## WHAT THIS TASK INVOLVES
Reproduce every one of the items below word for word, keeping each line as it appears.

## DATASET ROWS

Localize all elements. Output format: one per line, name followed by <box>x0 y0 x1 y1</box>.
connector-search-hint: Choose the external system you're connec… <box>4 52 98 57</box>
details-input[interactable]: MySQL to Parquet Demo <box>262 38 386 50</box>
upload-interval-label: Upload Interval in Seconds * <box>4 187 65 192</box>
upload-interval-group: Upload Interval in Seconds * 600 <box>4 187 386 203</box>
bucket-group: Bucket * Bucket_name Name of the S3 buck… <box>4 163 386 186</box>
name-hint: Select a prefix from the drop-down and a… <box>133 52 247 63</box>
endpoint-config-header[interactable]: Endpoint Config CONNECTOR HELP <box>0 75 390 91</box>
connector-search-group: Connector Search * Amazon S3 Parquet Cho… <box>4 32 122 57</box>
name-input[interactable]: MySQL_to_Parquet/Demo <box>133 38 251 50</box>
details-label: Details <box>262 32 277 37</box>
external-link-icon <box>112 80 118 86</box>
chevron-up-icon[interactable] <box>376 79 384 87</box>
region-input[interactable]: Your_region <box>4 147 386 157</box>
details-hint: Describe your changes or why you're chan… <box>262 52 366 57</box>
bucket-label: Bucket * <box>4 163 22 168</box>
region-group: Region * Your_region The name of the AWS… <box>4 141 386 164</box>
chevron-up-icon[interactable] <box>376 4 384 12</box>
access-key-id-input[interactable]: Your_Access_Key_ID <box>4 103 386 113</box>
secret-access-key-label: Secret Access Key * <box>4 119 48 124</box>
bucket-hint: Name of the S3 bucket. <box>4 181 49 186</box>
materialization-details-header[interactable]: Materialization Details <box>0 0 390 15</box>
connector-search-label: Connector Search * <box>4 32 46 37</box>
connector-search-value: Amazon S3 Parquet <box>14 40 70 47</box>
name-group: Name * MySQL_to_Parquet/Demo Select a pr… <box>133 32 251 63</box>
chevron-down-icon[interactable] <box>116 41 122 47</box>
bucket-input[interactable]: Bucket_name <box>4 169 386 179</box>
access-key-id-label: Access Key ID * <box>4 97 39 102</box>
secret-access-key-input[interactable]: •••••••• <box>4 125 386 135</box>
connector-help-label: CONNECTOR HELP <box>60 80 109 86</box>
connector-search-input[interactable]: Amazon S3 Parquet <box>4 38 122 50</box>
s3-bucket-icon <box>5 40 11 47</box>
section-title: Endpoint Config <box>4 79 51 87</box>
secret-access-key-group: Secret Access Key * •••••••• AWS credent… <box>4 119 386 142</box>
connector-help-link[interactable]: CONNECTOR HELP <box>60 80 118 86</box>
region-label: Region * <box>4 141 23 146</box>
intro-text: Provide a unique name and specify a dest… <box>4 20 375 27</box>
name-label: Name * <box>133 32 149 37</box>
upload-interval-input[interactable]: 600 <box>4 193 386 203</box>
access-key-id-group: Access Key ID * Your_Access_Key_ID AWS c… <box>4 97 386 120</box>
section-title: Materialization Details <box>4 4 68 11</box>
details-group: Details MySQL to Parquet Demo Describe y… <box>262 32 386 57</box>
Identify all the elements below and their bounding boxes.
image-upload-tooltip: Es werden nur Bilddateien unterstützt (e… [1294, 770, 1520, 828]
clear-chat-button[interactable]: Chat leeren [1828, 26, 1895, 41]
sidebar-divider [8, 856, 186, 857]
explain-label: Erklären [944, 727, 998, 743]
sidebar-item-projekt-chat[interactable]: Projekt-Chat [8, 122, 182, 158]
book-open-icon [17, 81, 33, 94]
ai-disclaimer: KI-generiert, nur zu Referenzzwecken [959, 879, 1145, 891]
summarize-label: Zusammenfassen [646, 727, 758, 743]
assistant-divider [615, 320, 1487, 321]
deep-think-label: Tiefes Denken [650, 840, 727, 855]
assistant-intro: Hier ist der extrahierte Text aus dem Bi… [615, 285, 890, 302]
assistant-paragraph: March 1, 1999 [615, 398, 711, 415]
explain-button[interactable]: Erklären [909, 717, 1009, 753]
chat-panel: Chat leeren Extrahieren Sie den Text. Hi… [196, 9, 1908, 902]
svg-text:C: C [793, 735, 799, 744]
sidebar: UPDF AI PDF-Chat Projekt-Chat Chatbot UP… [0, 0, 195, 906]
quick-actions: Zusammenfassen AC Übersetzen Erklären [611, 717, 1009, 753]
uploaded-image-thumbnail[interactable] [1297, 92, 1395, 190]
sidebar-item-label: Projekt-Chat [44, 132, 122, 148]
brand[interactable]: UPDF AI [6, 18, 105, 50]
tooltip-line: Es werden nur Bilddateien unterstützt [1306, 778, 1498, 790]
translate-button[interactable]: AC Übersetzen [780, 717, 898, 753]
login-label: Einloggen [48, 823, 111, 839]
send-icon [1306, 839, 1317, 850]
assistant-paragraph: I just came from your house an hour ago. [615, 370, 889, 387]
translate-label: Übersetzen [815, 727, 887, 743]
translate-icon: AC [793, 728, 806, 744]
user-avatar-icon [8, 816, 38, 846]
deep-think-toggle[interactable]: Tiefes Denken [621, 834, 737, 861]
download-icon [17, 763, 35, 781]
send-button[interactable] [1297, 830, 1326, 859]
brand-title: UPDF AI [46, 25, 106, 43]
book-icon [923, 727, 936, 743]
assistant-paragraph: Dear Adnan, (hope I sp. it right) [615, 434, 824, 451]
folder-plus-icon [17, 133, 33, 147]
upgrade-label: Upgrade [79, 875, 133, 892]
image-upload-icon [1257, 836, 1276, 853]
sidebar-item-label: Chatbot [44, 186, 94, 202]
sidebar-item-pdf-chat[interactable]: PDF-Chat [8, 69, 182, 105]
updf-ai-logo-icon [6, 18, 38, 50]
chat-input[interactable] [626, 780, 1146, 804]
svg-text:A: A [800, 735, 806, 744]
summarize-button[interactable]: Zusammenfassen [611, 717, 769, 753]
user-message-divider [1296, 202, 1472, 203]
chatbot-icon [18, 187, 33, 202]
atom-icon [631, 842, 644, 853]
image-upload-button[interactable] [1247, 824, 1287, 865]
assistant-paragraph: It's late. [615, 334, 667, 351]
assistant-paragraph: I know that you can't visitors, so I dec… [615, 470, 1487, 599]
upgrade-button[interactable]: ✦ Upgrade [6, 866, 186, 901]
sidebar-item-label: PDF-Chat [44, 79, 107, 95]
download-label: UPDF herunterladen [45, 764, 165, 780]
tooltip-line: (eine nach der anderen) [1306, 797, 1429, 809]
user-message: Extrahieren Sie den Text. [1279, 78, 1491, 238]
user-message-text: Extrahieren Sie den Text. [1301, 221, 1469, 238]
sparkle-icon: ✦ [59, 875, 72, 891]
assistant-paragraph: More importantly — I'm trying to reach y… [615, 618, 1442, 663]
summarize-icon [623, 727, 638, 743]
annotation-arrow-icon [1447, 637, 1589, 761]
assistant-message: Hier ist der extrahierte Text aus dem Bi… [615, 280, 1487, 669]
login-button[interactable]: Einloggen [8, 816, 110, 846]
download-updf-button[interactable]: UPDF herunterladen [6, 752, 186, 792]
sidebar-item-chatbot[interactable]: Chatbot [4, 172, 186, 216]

## FULL OUTPUT
Localize all elements. Output format: one per line, name followed by <box>x0 y0 x1 y1</box>.
connector-search-hint: Choose the external system you're connec… <box>4 52 98 57</box>
details-input[interactable]: MySQL to Parquet Demo <box>262 38 386 50</box>
upload-interval-label: Upload Interval in Seconds * <box>4 187 65 192</box>
upload-interval-group: Upload Interval in Seconds * 600 <box>4 187 386 203</box>
bucket-group: Bucket * Bucket_name Name of the S3 buck… <box>4 163 386 186</box>
name-hint: Select a prefix from the drop-down and a… <box>133 52 247 63</box>
endpoint-config-header[interactable]: Endpoint Config CONNECTOR HELP <box>0 75 390 91</box>
connector-search-group: Connector Search * Amazon S3 Parquet Cho… <box>4 32 122 57</box>
name-input[interactable]: MySQL_to_Parquet/Demo <box>133 38 251 50</box>
details-label: Details <box>262 32 277 37</box>
external-link-icon <box>112 80 118 86</box>
chevron-up-icon[interactable] <box>376 79 384 87</box>
region-input[interactable]: Your_region <box>4 147 386 157</box>
details-hint: Describe your changes or why you're chan… <box>262 52 366 57</box>
bucket-label: Bucket * <box>4 163 22 168</box>
region-group: Region * Your_region The name of the AWS… <box>4 141 386 164</box>
chevron-up-icon[interactable] <box>376 4 384 12</box>
access-key-id-input[interactable]: Your_Access_Key_ID <box>4 103 386 113</box>
secret-access-key-label: Secret Access Key * <box>4 119 48 124</box>
bucket-hint: Name of the S3 bucket. <box>4 181 49 186</box>
materialization-details-header[interactable]: Materialization Details <box>0 0 390 15</box>
connector-search-label: Connector Search * <box>4 32 46 37</box>
connector-search-value: Amazon S3 Parquet <box>14 40 70 47</box>
name-group: Name * MySQL_to_Parquet/Demo Select a pr… <box>133 32 251 63</box>
chevron-down-icon[interactable] <box>116 41 122 47</box>
bucket-input[interactable]: Bucket_name <box>4 169 386 179</box>
access-key-id-label: Access Key ID * <box>4 97 39 102</box>
secret-access-key-input[interactable]: •••••••• <box>4 125 386 135</box>
connector-help-label: CONNECTOR HELP <box>60 80 109 86</box>
connector-search-input[interactable]: Amazon S3 Parquet <box>4 38 122 50</box>
s3-bucket-icon <box>5 40 11 47</box>
section-title: Endpoint Config <box>4 79 51 87</box>
secret-access-key-group: Secret Access Key * •••••••• AWS credent… <box>4 119 386 142</box>
connector-help-link[interactable]: CONNECTOR HELP <box>60 80 118 86</box>
region-label: Region * <box>4 141 23 146</box>
intro-text: Provide a unique name and specify a dest… <box>4 20 375 27</box>
name-label: Name * <box>133 32 149 37</box>
upload-interval-input[interactable]: 600 <box>4 193 386 203</box>
access-key-id-group: Access Key ID * Your_Access_Key_ID AWS c… <box>4 97 386 120</box>
section-title: Materialization Details <box>4 4 68 11</box>
details-group: Details MySQL to Parquet Demo Describe y… <box>262 32 386 57</box>
Identify all the elements below and their bounding boxes.
image-upload-tooltip: Es werden nur Bilddateien unterstützt (e… [1294, 770, 1520, 828]
clear-chat-button[interactable]: Chat leeren [1828, 26, 1895, 41]
sidebar-divider [8, 856, 186, 857]
explain-label: Erklären [944, 727, 998, 743]
sidebar-item-projekt-chat[interactable]: Projekt-Chat [8, 122, 182, 158]
book-open-icon [17, 81, 33, 94]
ai-disclaimer: KI-generiert, nur zu Referenzzwecken [959, 879, 1145, 891]
summarize-label: Zusammenfassen [646, 727, 758, 743]
assistant-divider [615, 320, 1487, 321]
deep-think-label: Tiefes Denken [650, 840, 727, 855]
assistant-intro: Hier ist der extrahierte Text aus dem Bi… [615, 285, 890, 302]
assistant-paragraph: March 1, 1999 [615, 398, 711, 415]
explain-button[interactable]: Erklären [909, 717, 1009, 753]
chat-panel: Chat leeren Extrahieren Sie den Text. Hi… [196, 9, 1908, 902]
svg-text:C: C [793, 735, 799, 744]
sidebar: UPDF AI PDF-Chat Projekt-Chat Chatbot UP… [0, 0, 195, 906]
quick-actions: Zusammenfassen AC Übersetzen Erklären [611, 717, 1009, 753]
uploaded-image-thumbnail[interactable] [1297, 92, 1395, 190]
sidebar-item-label: Projekt-Chat [44, 132, 122, 148]
brand[interactable]: UPDF AI [6, 18, 105, 50]
tooltip-line: Es werden nur Bilddateien unterstützt [1306, 778, 1498, 790]
translate-button[interactable]: AC Übersetzen [780, 717, 898, 753]
login-label: Einloggen [48, 823, 111, 839]
send-icon [1306, 839, 1317, 850]
assistant-paragraph: I just came from your house an hour ago. [615, 370, 889, 387]
translate-label: Übersetzen [815, 727, 887, 743]
translate-icon: AC [793, 728, 806, 744]
user-avatar-icon [8, 816, 38, 846]
deep-think-toggle[interactable]: Tiefes Denken [621, 834, 737, 861]
download-icon [17, 763, 35, 781]
send-button[interactable] [1297, 830, 1326, 859]
brand-title: UPDF AI [46, 25, 106, 43]
book-icon [923, 727, 936, 743]
assistant-paragraph: Dear Adnan, (hope I sp. it right) [615, 434, 824, 451]
folder-plus-icon [17, 133, 33, 147]
upgrade-label: Upgrade [79, 875, 133, 892]
image-upload-icon [1257, 836, 1276, 853]
sidebar-item-label: Chatbot [44, 186, 94, 202]
sidebar-item-pdf-chat[interactable]: PDF-Chat [8, 69, 182, 105]
updf-ai-logo-icon [6, 18, 38, 50]
chat-input[interactable] [626, 780, 1146, 804]
svg-text:A: A [800, 735, 806, 744]
summarize-button[interactable]: Zusammenfassen [611, 717, 769, 753]
user-message-divider [1296, 202, 1472, 203]
chatbot-icon [18, 187, 33, 202]
atom-icon [631, 842, 644, 853]
image-upload-button[interactable] [1247, 824, 1287, 865]
assistant-paragraph: It's late. [615, 334, 667, 351]
assistant-paragraph: I know that you can't visitors, so I dec… [615, 470, 1487, 599]
upgrade-button[interactable]: ✦ Upgrade [6, 866, 186, 901]
sidebar-item-label: PDF-Chat [44, 79, 107, 95]
download-label: UPDF herunterladen [45, 764, 165, 780]
tooltip-line: (eine nach der anderen) [1306, 797, 1429, 809]
user-message: Extrahieren Sie den Text. [1279, 78, 1491, 238]
user-message-text: Extrahieren Sie den Text. [1301, 221, 1469, 238]
sparkle-icon: ✦ [59, 875, 72, 891]
assistant-paragraph: More importantly — I'm trying to reach y… [615, 618, 1442, 663]
summarize-icon [623, 727, 638, 743]
annotation-arrow-icon [1447, 637, 1589, 761]
assistant-message: Hier ist der extrahierte Text aus dem Bi… [615, 280, 1487, 669]
login-button[interactable]: Einloggen [8, 816, 110, 846]
download-updf-button[interactable]: UPDF herunterladen [6, 752, 186, 792]
sidebar-item-chatbot[interactable]: Chatbot [4, 172, 186, 216]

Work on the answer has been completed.